* [Data]
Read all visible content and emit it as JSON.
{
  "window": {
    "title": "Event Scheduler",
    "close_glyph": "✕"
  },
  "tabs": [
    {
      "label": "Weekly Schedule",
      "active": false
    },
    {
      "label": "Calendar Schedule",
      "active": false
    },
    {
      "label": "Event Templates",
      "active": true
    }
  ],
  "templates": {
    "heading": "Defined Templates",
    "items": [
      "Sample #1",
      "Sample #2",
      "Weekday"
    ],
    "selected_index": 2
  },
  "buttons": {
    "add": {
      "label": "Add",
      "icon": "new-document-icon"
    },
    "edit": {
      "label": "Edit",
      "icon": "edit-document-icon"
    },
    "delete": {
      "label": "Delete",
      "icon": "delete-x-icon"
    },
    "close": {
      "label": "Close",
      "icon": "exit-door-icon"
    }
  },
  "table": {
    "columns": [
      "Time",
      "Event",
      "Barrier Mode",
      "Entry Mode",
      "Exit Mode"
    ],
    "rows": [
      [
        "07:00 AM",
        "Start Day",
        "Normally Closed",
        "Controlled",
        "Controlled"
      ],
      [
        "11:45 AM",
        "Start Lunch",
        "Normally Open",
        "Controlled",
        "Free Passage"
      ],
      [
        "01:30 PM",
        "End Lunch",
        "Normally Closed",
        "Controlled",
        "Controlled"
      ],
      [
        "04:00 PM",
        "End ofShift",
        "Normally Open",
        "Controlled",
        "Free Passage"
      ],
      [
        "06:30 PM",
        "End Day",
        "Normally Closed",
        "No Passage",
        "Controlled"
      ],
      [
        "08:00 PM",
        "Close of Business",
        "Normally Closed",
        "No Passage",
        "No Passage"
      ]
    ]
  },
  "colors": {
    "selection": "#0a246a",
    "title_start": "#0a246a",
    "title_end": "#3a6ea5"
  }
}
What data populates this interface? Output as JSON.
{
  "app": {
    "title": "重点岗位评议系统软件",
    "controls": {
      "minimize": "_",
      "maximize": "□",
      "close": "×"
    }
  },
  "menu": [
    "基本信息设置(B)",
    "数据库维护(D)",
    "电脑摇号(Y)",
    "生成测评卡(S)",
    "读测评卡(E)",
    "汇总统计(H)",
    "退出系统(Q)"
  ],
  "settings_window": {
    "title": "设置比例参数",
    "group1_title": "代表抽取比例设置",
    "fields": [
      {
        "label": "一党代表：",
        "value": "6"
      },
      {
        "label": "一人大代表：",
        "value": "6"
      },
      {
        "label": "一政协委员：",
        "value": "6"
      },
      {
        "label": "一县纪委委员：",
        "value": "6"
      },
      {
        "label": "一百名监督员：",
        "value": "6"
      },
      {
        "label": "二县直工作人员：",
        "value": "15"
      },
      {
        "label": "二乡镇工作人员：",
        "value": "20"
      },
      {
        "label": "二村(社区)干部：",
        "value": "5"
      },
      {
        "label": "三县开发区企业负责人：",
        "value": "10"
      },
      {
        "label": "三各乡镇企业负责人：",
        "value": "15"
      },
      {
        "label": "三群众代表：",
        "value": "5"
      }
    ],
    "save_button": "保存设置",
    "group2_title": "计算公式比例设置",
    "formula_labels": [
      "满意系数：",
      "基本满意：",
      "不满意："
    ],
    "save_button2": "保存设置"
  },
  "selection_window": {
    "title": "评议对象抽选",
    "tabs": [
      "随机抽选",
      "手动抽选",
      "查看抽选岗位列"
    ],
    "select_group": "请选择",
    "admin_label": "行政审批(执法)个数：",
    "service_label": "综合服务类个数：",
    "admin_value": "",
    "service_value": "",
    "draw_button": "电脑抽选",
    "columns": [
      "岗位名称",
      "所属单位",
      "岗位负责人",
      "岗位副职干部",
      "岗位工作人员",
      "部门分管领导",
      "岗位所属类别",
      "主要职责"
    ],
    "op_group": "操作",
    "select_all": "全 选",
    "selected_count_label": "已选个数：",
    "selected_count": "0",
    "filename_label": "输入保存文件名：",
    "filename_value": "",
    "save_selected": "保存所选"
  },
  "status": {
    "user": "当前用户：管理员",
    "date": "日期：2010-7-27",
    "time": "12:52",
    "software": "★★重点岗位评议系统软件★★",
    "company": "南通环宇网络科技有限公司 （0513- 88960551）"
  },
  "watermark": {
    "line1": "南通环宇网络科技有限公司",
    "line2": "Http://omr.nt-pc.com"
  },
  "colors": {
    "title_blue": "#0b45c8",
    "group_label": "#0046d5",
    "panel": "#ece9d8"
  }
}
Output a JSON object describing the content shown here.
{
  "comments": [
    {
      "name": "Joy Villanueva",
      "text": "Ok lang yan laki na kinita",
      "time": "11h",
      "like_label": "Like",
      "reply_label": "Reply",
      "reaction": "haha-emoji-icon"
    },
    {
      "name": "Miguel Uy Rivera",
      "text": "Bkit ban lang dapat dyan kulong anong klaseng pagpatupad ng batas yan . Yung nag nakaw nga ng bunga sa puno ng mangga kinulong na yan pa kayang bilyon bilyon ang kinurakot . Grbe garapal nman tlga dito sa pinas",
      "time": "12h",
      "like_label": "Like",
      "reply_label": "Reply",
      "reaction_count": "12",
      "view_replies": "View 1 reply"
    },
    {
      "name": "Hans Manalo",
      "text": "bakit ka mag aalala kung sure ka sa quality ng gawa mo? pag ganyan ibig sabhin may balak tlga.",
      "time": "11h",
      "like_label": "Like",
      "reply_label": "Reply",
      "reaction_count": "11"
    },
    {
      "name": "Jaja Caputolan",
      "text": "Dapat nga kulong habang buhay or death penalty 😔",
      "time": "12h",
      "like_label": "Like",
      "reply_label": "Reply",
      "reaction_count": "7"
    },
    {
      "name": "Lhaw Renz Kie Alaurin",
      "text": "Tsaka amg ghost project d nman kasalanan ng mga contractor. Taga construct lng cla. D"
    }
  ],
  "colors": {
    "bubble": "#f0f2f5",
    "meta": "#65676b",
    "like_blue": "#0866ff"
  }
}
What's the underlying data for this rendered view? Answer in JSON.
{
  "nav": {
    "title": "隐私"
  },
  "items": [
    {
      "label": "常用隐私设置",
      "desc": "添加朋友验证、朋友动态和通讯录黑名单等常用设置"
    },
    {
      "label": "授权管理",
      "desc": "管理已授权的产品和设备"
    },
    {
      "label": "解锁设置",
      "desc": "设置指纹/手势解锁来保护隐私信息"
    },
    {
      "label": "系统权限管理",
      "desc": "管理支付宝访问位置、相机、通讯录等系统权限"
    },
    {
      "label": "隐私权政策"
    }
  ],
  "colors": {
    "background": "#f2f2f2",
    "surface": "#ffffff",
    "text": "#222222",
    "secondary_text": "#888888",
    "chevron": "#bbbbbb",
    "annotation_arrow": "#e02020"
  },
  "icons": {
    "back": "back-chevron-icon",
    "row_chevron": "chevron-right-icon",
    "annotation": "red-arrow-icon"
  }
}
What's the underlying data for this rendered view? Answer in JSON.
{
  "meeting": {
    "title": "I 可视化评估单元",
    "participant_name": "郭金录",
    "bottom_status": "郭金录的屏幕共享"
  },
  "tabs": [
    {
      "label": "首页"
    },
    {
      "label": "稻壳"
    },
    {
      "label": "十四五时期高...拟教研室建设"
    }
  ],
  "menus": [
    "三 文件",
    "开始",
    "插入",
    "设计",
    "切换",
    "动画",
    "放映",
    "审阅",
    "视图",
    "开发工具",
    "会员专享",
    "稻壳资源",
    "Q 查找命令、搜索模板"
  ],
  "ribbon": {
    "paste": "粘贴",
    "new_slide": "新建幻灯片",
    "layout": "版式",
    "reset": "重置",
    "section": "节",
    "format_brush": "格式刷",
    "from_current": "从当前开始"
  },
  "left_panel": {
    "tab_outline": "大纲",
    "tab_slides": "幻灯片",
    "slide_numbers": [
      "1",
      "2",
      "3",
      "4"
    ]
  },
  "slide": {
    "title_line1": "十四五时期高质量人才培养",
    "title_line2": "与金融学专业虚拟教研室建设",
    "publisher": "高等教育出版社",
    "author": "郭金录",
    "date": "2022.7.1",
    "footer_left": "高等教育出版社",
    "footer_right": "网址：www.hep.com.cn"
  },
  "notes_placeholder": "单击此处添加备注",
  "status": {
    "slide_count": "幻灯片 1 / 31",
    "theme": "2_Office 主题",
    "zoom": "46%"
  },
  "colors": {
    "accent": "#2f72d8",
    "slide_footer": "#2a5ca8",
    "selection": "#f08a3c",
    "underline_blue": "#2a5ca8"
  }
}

* [Aim] Count each line of the data where the word "南通环宇网络科技有限公司" appears, then reply with the total only.

* [Reply to the task] 2